## Given task
Copy out every line of the data exactly.

## Input rows
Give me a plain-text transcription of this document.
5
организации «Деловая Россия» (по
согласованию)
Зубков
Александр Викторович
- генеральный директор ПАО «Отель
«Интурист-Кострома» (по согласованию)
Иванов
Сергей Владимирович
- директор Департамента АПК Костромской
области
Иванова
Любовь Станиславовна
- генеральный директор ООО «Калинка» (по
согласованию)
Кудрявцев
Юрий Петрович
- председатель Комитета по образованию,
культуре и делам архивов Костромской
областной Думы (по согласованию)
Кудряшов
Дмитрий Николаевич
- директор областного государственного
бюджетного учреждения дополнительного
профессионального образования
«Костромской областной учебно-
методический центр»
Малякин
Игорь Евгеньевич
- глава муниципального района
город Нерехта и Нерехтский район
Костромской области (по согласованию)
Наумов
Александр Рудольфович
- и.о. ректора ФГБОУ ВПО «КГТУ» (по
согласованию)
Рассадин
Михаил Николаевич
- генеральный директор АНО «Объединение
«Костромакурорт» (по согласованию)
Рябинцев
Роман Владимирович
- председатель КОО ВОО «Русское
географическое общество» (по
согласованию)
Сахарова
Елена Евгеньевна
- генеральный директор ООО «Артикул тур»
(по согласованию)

## Task result
Give me a plain-text transcription of this document.
5
организации «Деловая Россия» (по
согласованию)
Зубков
Александр Викторович
- генеральный директор ПАО «Отель
«Интурист-Кострома» (по согласованию)
Иванов
Сергей Владимирович
- директор Департамента АПК Костромской
области
Иванова
Любовь Станиславовна
- генеральный директор ООО «Калинка» (по
согласованию)
Кудрявцев
Юрий Петрович
- председатель Комитета по образованию,
культуре и делам архивов Костромской
областной Думы (по согласованию)
Кудряшов
Дмитрий Николаевич
- директор областного государственного
бюджетного учреждения дополнительного
профессионального образования
«Костромской областной учебно-
методический центр»
Малякин
Игорь Евгеньевич
- глава муниципального района
город Нерехта и Нерехтский район
Костромской области (по согласованию)
Наумов
Александр Рудольфович
- и.о. ректора ФГБОУ ВПО «КГТУ» (по
согласованию)
Рассадин
Михаил Николаевич
- генеральный директор АНО «Объединение
«Костромакурорт» (по согласованию)
Рябинцев
Роман Владимирович
- председатель КОО ВОО «Русское
географическое общество» (по
согласованию)
Сахарова
Елена Евгеньевна
- генеральный директор ООО «Артикул тур»
(по согласованию)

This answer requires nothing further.